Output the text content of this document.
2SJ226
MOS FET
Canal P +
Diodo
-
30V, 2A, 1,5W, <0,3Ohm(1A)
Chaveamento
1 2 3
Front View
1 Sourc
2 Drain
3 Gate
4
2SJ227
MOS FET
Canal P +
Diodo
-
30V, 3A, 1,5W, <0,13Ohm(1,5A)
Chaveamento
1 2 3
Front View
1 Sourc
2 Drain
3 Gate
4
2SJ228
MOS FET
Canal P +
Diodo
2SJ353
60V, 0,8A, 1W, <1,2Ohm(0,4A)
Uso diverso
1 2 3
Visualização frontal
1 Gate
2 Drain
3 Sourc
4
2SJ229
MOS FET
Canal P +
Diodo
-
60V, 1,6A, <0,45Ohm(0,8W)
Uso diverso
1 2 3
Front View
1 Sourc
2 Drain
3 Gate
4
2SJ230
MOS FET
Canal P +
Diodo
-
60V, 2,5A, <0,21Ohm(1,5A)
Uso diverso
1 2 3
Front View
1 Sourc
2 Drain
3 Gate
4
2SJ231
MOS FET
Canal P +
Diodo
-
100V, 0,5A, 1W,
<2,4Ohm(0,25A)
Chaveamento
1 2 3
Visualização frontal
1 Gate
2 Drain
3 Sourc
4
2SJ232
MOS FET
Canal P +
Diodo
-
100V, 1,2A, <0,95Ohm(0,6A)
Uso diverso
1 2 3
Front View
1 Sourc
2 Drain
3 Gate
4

*Requirement*
The records above are to be repeated exactly, in their entirety.

*Correct output*
Output the text content of this document.
2SJ226
MOS FET
Canal P +
Diodo
-
30V, 2A, 1,5W, <0,3Ohm(1A)
Chaveamento
1 2 3
Front View
1 Sourc
2 Drain
3 Gate
4
2SJ227
MOS FET
Canal P +
Diodo
-
30V, 3A, 1,5W, <0,13Ohm(1,5A)
Chaveamento
1 2 3
Front View
1 Sourc
2 Drain
3 Gate
4
2SJ228
MOS FET
Canal P +
Diodo
2SJ353
60V, 0,8A, 1W, <1,2Ohm(0,4A)
Uso diverso
1 2 3
Visualização frontal
1 Gate
2 Drain
3 Sourc
4
2SJ229
MOS FET
Canal P +
Diodo
-
60V, 1,6A, <0,45Ohm(0,8W)
Uso diverso
1 2 3
Front View
1 Sourc
2 Drain
3 Gate
4
2SJ230
MOS FET
Canal P +
Diodo
-
60V, 2,5A, <0,21Ohm(1,5A)
Uso diverso
1 2 3
Front View
1 Sourc
2 Drain
3 Gate
4
2SJ231
MOS FET
Canal P +
Diodo
-
100V, 0,5A, 1W,
<2,4Ohm(0,25A)
Chaveamento
1 2 3
Visualização frontal
1 Gate
2 Drain
3 Sourc
4
2SJ232
MOS FET
Canal P +
Diodo
-
100V, 1,2A, <0,95Ohm(0,6A)
Uso diverso
1 2 3
Front View
1 Sourc
2 Drain
3 Gate
4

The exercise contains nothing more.